(Data records)
§
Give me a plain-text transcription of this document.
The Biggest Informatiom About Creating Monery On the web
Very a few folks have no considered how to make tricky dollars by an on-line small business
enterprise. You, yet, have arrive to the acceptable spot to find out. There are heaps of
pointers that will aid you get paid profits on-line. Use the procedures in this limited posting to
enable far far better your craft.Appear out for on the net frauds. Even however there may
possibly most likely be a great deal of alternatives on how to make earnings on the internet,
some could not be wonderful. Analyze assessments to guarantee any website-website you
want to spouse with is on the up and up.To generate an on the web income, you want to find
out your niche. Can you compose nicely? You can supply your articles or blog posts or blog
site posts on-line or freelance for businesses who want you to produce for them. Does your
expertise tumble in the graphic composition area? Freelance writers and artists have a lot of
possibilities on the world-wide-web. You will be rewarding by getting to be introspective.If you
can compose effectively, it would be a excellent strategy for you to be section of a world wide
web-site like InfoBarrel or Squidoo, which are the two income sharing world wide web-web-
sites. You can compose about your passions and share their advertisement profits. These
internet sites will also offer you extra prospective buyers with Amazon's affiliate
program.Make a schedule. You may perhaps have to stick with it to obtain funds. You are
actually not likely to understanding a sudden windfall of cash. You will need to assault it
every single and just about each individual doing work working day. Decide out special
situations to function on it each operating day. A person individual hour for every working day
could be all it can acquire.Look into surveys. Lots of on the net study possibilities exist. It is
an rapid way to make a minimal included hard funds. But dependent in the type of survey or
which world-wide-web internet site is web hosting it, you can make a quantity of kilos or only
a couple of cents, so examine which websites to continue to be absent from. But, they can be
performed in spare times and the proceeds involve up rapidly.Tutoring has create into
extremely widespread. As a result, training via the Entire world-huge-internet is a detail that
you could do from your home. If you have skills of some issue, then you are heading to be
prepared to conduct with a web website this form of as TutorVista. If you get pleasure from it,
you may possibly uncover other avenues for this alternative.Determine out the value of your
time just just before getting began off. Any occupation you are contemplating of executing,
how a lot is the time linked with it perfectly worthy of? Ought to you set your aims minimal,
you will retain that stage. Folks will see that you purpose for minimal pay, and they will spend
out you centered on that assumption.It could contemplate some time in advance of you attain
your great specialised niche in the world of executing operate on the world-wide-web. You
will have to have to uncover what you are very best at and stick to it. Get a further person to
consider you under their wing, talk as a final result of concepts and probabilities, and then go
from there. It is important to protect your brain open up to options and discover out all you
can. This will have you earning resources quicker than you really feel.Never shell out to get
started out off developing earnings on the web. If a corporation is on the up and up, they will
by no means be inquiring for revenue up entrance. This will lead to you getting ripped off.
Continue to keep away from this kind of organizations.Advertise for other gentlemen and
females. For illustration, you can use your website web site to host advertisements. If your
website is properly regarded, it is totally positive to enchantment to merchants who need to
§
» **What the task asks**
In the entries above, find lines with "their" and copy each.

» **Output of the exercise**
sites. You can compose about your passions and share their advertisement profits. These
consider you under their wing, talk as a final result of concepts and probabilities, and then go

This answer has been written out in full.